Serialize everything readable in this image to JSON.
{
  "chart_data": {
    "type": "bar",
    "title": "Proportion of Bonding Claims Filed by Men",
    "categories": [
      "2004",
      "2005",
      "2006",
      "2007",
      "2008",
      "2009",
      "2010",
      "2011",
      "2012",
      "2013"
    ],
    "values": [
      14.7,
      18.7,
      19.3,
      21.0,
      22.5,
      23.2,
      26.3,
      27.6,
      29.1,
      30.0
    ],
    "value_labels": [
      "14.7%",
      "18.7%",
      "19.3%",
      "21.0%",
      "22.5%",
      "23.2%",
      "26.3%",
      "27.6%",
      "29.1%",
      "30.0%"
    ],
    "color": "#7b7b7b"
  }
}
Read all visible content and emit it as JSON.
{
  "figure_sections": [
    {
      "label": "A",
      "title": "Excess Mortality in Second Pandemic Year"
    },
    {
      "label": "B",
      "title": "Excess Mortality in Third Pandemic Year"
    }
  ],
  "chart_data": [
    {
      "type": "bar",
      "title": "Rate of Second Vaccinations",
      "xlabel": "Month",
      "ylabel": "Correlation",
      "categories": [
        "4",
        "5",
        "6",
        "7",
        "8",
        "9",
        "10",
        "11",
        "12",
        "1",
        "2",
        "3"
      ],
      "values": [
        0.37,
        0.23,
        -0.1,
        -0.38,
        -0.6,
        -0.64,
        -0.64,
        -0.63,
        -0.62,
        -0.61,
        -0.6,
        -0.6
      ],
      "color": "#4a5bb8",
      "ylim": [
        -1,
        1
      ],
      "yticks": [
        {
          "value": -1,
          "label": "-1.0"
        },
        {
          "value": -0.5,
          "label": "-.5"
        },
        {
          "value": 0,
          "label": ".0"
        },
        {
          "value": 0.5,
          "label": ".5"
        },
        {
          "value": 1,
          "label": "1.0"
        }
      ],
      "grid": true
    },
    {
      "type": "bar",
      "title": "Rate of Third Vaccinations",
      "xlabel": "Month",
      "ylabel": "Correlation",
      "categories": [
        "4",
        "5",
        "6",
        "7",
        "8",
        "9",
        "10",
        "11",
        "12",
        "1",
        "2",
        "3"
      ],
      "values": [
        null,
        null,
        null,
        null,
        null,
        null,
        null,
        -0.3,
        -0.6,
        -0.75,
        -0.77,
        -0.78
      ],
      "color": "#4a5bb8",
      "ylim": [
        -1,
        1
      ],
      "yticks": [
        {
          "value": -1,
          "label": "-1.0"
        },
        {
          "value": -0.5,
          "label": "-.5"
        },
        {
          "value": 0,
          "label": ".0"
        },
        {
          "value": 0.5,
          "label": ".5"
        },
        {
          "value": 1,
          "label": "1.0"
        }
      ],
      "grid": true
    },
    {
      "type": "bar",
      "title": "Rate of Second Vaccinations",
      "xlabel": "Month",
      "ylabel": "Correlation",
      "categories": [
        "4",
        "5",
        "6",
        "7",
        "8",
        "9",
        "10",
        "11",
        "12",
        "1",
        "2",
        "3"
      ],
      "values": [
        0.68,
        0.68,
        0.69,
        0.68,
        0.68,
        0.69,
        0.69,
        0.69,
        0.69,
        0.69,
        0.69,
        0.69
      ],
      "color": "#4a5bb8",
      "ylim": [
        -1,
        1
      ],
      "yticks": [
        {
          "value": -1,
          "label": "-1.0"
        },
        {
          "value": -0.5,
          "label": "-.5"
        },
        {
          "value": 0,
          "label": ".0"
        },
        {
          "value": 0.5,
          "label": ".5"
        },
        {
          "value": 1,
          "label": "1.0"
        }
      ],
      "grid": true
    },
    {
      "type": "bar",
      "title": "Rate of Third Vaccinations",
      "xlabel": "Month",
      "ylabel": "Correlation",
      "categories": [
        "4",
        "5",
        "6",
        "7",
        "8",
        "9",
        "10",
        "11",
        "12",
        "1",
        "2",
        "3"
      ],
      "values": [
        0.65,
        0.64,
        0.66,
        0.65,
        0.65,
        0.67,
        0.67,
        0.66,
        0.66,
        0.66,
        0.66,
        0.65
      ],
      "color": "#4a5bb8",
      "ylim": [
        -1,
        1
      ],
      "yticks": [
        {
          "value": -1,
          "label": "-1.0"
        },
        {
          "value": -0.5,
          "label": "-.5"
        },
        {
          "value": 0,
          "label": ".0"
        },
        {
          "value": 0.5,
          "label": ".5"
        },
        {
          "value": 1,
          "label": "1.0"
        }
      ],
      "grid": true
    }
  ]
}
- - -
__Written request__
Output each record exactly, leaving nothing out.

__Output below__
Serialize everything readable in this image to JSON.
{
  "chart_data": {
    "type": "bar",
    "title": "Proportion of Bonding Claims Filed by Men",
    "categories": [
      "2004",
      "2005",
      "2006",
      "2007",
      "2008",
      "2009",
      "2010",
      "2011",
      "2012",
      "2013"
    ],
    "values": [
      14.7,
      18.7,
      19.3,
      21.0,
      22.5,
      23.2,
      26.3,
      27.6,
      29.1,
      30.0
    ],
    "value_labels": [
      "14.7%",
      "18.7%",
      "19.3%",
      "21.0%",
      "22.5%",
      "23.2%",
      "26.3%",
      "27.6%",
      "29.1%",
      "30.0%"
    ],
    "color": "#7b7b7b"
  }
}
Read all visible content and emit it as JSON.
{
  "figure_sections": [
    {
      "label": "A",
      "title": "Excess Mortality in Second Pandemic Year"
    },
    {
      "label": "B",
      "title": "Excess Mortality in Third Pandemic Year"
    }
  ],
  "chart_data": [
    {
      "type": "bar",
      "title": "Rate of Second Vaccinations",
      "xlabel": "Month",
      "ylabel": "Correlation",
      "categories": [
        "4",
        "5",
        "6",
        "7",
        "8",
        "9",
        "10",
        "11",
        "12",
        "1",
        "2",
        "3"
      ],
      "values": [
        0.37,
        0.23,
        -0.1,
        -0.38,
        -0.6,
        -0.64,
        -0.64,
        -0.63,
        -0.62,
        -0.61,
        -0.6,
        -0.6
      ],
      "color": "#4a5bb8",
      "ylim": [
        -1,
        1
      ],
      "yticks": [
        {
          "value": -1,
          "label": "-1.0"
        },
        {
          "value": -0.5,
          "label": "-.5"
        },
        {
          "value": 0,
          "label": ".0"
        },
        {
          "value": 0.5,
          "label": ".5"
        },
        {
          "value": 1,
          "label": "1.0"
        }
      ],
      "grid": true
    },
    {
      "type": "bar",
      "title": "Rate of Third Vaccinations",
      "xlabel": "Month",
      "ylabel": "Correlation",
      "categories": [
        "4",
        "5",
        "6",
        "7",
        "8",
        "9",
        "10",
        "11",
        "12",
        "1",
        "2",
        "3"
      ],
      "values": [
        null,
        null,
        null,
        null,
        null,
        null,
        null,
        -0.3,
        -0.6,
        -0.75,
        -0.77,
        -0.78
      ],
      "color": "#4a5bb8",
      "ylim": [
        -1,
        1
      ],
      "yticks": [
        {
          "value": -1,
          "label": "-1.0"
        },
        {
          "value": -0.5,
          "label": "-.5"
        },
        {
          "value": 0,
          "label": ".0"
        },
        {
          "value": 0.5,
          "label": ".5"
        },
        {
          "value": 1,
          "label": "1.0"
        }
      ],
      "grid": true
    },
    {
      "type": "bar",
      "title": "Rate of Second Vaccinations",
      "xlabel": "Month",
      "ylabel": "Correlation",
      "categories": [
        "4",
        "5",
        "6",
        "7",
        "8",
        "9",
        "10",
        "11",
        "12",
        "1",
        "2",
        "3"
      ],
      "values": [
        0.68,
        0.68,
        0.69,
        0.68,
        0.68,
        0.69,
        0.69,
        0.69,
        0.69,
        0.69,
        0.69,
        0.69
      ],
      "color": "#4a5bb8",
      "ylim": [
        -1,
        1
      ],
      "yticks": [
        {
          "value": -1,
          "label": "-1.0"
        },
        {
          "value": -0.5,
          "label": "-.5"
        },
        {
          "value": 0,
          "label": ".0"
        },
        {
          "value": 0.5,
          "label": ".5"
        },
        {
          "value": 1,
          "label": "1.0"
        }
      ],
      "grid": true
    },
    {
      "type": "bar",
      "title": "Rate of Third Vaccinations",
      "xlabel": "Month",
      "ylabel": "Correlation",
      "categories": [
        "4",
        "5",
        "6",
        "7",
        "8",
        "9",
        "10",
        "11",
        "12",
        "1",
        "2",
        "3"
      ],
      "values": [
        0.65,
        0.64,
        0.66,
        0.65,
        0.65,
        0.67,
        0.67,
        0.66,
        0.66,
        0.66,
        0.66,
        0.65
      ],
      "color": "#4a5bb8",
      "ylim": [
        -1,
        1
      ],
      "yticks": [
        {
          "value": -1,
          "label": "-1.0"
        },
        {
          "value": -0.5,
          "label": "-.5"
        },
        {
          "value": 0,
          "label": ".0"
        },
        {
          "value": 0.5,
          "label": ".5"
        },
        {
          "value": 1,
          "label": "1.0"
        }
      ],
      "grid": true
    }
  ]
}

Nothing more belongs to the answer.